### Assigned task
Search the listing below for the string "hypothesis" and show each line that contains it.

### Data section
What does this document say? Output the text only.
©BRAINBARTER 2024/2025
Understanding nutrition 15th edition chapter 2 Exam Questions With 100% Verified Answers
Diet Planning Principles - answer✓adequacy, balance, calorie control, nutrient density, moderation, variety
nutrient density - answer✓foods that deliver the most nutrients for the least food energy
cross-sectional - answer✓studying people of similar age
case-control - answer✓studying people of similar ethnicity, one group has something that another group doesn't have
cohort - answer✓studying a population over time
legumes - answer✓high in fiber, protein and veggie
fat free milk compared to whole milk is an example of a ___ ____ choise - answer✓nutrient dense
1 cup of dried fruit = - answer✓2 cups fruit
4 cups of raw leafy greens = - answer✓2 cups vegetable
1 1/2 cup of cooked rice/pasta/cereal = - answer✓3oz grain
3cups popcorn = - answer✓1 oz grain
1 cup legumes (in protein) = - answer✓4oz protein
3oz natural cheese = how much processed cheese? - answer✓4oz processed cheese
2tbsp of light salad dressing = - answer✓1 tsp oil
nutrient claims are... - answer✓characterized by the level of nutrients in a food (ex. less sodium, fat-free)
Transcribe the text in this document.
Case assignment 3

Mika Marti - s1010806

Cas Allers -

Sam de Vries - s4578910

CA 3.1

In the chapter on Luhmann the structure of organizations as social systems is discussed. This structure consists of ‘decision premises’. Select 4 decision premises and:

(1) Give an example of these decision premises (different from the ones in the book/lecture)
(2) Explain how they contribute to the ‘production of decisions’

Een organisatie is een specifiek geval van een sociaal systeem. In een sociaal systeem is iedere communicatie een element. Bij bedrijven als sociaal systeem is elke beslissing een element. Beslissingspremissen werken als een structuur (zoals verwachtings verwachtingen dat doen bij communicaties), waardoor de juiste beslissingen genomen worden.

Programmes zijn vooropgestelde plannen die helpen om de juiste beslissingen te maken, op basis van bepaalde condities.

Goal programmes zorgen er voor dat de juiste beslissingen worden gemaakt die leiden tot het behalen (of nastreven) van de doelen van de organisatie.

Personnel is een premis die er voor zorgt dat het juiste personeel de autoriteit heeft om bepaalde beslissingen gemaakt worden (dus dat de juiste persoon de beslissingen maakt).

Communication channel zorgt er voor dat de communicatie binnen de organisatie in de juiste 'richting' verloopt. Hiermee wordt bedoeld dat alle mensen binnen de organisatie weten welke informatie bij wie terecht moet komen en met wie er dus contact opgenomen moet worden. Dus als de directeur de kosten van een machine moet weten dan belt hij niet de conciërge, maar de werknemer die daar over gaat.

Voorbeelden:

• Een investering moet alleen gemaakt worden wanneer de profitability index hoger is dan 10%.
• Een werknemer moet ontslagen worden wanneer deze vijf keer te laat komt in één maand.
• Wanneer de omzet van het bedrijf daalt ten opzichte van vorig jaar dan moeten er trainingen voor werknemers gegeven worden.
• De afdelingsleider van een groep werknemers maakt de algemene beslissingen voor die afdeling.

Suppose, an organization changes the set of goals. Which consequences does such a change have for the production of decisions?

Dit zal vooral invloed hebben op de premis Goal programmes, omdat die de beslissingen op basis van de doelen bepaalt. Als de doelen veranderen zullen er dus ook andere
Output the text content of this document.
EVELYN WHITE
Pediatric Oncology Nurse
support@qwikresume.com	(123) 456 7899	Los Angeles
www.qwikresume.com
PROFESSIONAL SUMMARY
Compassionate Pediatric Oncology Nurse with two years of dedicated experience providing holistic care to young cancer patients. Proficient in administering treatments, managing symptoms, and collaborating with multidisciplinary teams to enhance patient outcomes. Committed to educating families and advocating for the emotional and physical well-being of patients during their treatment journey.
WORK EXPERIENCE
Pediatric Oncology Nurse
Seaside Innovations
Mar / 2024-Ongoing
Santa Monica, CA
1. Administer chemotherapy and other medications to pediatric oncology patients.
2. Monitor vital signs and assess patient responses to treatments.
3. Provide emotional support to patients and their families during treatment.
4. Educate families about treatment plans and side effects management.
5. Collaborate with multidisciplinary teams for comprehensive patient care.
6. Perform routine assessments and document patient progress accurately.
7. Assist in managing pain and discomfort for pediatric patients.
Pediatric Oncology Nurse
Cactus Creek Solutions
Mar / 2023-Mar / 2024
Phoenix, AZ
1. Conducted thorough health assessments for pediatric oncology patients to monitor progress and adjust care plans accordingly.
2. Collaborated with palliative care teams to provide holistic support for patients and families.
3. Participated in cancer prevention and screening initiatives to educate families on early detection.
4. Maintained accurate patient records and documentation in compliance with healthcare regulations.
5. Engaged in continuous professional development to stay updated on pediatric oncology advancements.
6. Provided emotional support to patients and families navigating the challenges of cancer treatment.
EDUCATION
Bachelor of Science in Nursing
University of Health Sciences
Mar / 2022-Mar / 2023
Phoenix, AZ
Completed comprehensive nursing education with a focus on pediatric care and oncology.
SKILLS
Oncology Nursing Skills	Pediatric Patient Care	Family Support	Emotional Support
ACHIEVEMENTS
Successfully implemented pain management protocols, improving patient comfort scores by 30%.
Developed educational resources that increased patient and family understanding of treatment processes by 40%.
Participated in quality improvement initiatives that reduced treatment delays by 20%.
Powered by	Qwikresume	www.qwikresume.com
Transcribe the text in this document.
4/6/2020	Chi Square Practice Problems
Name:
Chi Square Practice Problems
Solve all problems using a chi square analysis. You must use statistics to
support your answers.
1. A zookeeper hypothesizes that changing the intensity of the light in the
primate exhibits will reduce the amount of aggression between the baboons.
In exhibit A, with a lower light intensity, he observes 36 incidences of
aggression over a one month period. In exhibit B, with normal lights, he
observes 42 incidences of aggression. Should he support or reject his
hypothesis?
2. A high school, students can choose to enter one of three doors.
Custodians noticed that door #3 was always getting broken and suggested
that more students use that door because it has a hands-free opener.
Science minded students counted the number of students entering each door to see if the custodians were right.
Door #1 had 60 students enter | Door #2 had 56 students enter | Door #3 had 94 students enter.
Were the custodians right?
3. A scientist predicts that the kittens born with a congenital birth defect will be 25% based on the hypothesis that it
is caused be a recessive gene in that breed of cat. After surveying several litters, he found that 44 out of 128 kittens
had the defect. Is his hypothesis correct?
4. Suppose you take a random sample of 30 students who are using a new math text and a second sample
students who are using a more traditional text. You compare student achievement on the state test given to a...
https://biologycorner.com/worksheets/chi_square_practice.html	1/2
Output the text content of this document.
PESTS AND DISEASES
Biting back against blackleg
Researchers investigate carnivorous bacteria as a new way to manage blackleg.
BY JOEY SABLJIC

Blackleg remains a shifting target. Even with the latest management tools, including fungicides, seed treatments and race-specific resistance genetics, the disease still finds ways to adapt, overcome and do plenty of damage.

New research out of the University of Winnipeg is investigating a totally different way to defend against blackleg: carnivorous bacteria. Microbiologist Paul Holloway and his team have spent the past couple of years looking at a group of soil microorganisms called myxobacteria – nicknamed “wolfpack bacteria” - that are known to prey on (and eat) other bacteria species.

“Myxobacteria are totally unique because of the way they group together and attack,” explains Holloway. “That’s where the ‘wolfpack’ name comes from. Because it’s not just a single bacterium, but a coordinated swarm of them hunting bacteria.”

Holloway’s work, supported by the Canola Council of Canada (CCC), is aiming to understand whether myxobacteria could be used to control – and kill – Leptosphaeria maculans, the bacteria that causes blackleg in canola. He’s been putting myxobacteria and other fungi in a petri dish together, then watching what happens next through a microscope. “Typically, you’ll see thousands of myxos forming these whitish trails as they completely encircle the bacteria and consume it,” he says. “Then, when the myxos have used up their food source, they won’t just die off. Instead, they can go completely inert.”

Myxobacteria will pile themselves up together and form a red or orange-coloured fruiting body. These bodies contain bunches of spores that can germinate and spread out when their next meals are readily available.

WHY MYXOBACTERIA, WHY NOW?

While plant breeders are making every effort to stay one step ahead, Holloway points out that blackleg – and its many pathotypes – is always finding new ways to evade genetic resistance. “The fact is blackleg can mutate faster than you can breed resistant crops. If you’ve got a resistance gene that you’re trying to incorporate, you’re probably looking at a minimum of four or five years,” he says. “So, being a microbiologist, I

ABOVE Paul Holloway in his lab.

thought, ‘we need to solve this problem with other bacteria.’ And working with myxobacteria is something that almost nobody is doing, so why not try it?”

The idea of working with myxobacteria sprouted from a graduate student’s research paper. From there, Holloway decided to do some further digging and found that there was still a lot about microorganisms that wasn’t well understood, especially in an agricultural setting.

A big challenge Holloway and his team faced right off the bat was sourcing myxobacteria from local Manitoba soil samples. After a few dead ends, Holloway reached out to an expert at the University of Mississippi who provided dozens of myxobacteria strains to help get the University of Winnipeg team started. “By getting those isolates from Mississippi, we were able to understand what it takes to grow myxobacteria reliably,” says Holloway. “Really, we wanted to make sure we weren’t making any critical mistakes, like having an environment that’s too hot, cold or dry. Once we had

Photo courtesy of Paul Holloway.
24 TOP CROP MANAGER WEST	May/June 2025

### Written reply
hypothesis?
3. A scientist predicts that the kittens born with a congenital birth defect will be 25% based on the hypothesis that it
had the defect. Is his hypothesis correct?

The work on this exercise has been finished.